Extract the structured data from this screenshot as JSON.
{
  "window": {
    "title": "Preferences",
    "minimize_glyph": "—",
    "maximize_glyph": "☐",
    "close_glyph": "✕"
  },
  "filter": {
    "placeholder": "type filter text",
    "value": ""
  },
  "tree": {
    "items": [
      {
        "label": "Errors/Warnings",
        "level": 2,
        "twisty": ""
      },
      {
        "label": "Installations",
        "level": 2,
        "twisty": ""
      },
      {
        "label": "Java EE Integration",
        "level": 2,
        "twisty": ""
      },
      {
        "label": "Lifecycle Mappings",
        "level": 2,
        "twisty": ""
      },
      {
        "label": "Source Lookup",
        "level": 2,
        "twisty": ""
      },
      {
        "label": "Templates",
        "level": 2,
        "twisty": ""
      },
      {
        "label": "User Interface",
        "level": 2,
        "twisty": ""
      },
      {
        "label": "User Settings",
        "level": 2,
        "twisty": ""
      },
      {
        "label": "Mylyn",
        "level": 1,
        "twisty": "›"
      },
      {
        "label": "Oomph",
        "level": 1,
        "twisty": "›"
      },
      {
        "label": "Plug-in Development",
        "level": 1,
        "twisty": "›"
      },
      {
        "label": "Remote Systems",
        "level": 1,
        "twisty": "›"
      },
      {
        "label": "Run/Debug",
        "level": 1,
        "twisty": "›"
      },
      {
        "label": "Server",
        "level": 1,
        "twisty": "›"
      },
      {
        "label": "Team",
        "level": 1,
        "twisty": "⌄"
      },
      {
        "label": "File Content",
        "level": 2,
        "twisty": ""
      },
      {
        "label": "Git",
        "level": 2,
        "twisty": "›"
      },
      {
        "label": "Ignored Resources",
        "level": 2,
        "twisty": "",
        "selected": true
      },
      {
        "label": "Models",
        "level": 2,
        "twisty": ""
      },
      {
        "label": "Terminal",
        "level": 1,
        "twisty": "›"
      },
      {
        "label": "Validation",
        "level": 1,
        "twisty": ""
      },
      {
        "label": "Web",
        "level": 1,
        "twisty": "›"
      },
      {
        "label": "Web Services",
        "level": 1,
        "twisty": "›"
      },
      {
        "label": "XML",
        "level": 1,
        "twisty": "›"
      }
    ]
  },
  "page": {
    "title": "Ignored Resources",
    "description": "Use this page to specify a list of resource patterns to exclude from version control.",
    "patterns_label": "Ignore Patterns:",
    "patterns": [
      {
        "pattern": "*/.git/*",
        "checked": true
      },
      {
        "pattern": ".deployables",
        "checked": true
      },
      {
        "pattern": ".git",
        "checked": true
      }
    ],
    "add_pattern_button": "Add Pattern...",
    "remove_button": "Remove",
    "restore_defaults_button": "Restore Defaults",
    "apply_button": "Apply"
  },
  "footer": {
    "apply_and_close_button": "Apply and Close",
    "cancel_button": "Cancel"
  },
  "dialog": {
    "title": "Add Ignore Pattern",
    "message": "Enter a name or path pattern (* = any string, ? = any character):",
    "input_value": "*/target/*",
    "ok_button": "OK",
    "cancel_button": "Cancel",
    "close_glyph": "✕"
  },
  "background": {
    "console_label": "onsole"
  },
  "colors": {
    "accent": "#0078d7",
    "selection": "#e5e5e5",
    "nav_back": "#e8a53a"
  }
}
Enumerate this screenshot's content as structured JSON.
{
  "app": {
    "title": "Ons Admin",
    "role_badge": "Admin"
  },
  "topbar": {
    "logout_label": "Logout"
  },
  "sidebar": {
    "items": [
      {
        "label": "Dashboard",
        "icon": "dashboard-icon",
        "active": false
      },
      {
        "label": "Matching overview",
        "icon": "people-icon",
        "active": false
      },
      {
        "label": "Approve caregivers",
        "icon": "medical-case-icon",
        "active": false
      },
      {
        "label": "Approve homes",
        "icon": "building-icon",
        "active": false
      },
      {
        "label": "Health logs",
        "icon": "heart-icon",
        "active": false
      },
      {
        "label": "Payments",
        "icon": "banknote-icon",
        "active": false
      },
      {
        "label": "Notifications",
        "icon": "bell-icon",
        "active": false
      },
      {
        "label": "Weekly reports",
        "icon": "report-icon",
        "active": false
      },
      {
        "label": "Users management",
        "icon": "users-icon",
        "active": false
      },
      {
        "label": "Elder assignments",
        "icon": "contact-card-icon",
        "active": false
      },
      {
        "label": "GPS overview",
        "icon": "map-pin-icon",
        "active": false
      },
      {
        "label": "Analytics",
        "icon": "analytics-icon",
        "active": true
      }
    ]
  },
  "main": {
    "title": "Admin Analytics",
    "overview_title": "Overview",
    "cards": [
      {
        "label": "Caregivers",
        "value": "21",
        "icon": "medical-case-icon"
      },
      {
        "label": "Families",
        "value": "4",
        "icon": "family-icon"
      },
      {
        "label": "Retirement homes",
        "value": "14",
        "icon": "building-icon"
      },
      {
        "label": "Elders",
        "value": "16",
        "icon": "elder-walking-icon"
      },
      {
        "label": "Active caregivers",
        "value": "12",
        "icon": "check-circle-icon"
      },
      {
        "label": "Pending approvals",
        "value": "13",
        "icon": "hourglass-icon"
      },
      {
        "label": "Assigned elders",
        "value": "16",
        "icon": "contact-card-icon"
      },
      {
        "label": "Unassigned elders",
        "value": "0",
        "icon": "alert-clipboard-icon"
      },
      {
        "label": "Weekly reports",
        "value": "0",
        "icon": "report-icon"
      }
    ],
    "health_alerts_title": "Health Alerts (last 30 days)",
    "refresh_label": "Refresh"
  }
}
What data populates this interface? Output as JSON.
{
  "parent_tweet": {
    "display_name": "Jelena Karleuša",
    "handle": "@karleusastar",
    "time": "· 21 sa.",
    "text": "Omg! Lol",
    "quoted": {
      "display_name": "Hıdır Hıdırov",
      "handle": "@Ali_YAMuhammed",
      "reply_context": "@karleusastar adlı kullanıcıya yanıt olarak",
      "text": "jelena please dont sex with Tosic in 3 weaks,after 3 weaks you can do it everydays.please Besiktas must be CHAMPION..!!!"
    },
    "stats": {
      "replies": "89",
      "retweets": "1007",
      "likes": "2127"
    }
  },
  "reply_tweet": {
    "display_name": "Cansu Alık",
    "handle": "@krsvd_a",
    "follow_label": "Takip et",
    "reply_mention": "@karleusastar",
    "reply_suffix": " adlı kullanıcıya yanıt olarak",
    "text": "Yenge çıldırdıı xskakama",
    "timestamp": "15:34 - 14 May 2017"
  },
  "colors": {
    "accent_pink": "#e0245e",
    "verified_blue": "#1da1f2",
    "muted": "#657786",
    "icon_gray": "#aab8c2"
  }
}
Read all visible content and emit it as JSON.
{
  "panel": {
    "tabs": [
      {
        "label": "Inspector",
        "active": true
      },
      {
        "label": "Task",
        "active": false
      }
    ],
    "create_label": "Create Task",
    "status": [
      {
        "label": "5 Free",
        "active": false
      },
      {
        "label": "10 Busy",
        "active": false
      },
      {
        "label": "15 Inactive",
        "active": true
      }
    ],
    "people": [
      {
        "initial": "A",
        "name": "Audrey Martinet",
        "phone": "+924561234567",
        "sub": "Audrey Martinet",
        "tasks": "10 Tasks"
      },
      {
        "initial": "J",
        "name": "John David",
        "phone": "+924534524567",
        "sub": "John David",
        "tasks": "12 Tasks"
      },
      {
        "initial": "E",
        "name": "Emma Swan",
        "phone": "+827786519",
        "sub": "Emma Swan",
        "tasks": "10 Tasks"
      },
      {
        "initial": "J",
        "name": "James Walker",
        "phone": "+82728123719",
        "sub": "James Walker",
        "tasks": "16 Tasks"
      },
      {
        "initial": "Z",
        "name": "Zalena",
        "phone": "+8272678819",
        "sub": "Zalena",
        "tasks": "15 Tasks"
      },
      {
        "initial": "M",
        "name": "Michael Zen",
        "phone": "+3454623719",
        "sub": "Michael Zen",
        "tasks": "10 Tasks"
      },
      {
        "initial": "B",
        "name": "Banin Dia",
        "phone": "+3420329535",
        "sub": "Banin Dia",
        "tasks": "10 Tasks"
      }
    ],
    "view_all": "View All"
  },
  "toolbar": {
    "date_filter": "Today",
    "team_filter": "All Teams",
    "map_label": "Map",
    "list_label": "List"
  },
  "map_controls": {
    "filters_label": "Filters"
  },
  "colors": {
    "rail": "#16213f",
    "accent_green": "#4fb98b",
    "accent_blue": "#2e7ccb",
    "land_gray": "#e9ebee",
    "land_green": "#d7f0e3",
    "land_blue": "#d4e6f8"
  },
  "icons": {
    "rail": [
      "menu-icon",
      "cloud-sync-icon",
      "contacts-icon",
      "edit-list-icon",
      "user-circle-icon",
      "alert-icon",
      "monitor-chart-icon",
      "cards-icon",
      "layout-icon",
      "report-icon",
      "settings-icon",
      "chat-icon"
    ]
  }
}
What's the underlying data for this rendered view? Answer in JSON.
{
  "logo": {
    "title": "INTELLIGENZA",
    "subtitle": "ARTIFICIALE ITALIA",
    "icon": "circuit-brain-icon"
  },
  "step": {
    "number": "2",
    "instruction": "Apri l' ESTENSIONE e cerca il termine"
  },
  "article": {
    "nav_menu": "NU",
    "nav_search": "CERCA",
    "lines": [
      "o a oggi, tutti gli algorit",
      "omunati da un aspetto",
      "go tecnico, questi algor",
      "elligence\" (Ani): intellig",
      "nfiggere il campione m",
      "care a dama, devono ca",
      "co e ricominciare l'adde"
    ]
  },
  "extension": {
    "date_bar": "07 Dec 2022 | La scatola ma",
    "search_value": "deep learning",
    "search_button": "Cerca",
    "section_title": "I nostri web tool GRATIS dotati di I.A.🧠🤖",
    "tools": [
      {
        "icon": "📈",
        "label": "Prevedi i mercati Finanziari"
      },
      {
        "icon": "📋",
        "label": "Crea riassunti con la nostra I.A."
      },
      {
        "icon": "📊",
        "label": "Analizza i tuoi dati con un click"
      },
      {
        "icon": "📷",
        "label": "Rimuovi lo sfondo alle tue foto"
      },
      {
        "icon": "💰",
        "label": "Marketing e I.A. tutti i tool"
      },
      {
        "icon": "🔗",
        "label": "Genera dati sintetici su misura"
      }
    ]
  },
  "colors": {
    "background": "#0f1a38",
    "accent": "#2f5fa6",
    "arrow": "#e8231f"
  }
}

.....

YOUR TASK - Copy each line of the preceding data that contains the string "Ignored".

SOLUTION -
        "label": "Ignored Resources",
    "title": "Ignored Resources",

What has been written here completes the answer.